## The problem:
Using the data below, gather each line that includes the word "Waves".

## Records from a dataset:
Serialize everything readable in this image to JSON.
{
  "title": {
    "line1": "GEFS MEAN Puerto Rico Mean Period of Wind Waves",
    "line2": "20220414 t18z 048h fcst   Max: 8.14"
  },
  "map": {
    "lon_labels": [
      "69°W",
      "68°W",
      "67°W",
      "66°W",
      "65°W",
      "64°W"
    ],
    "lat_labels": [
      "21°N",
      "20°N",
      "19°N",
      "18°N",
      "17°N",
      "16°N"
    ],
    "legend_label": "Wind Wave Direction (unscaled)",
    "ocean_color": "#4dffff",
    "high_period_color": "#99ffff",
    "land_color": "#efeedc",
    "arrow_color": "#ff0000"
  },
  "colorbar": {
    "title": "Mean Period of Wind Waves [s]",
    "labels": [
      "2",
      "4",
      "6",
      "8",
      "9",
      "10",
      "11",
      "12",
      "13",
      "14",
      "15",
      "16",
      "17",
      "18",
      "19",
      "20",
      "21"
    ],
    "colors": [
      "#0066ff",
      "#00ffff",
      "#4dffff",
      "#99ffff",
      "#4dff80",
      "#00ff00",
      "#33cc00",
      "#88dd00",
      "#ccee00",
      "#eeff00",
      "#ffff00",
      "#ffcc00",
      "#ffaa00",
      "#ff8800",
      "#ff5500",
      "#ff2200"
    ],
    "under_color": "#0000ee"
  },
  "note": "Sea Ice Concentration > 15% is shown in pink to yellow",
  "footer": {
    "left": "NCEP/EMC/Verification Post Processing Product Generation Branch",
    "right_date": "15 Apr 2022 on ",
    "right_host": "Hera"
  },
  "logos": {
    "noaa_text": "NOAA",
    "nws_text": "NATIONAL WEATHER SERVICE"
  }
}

## Exercise response:
    "line1": "GEFS MEAN Puerto Rico Mean Period of Wind Waves",
    "title": "Mean Period of Wind Waves [s]",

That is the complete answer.